[Recorded data]
•••••

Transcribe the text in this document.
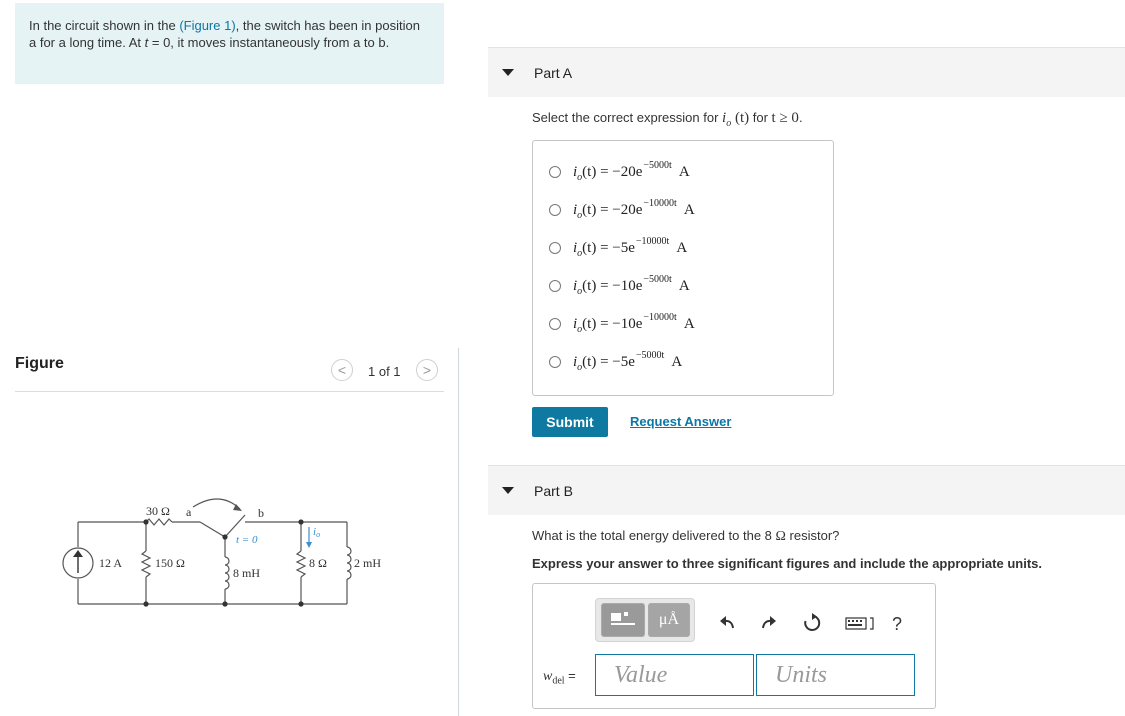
In the circuit shown in the (Figure 1), the switch has been in position a for a long time. At t = 0, it moves instantaneously from a to b.
Figure	< 1 of 1 >
30 Ω a	b
12 A	150 Ω
8 mH
8 Ω 2 mH
t = 0
io
Part A
Select the correct expression for $i_o$ (t) for t ≥ 0.
$i_o(t) = -20e^{-5000t}$ A
$i_o(t) = -20e^{-10000t}$ A
$i_o(t) = -5e^{-10000t}$ A
$i_o(t) = -10e^{-5000t}$ A
$i_o(t) = -10e^{-10000t}$ A
$i_o(t) = -5e^{-5000t}$ A
Submit	Request Answer
Part B
What is the total energy delivered to the 8 Ω resistor?
Express your answer to three significant figures and include the appropriate units.
μÅ	?
$w_{del}$ =
Value
Units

•••••

§ WHAT YOU HAVE TO DO
Repeat the material above in full and exactly, apart from the pictures.

§ FINAL RESULT
Transcribe the text in this document.
In the circuit shown in the (Figure 1), the switch has been in position a for a long time. At t = 0, it moves instantaneously from a to b.
Figure	< 1 of 1 >
30 Ω a	b
12 A	150 Ω
8 mH
8 Ω 2 mH
t = 0
io
Part A
Select the correct expression for $i_o$ (t) for t ≥ 0.
$i_o(t) = -20e^{-5000t}$ A
$i_o(t) = -20e^{-10000t}$ A
$i_o(t) = -5e^{-10000t}$ A
$i_o(t) = -10e^{-5000t}$ A
$i_o(t) = -10e^{-10000t}$ A
$i_o(t) = -5e^{-5000t}$ A
Submit	Request Answer
Part B
What is the total energy delivered to the 8 Ω resistor?
Express your answer to three significant figures and include the appropriate units.
μÅ	?
$w_{del}$ =
Value
Units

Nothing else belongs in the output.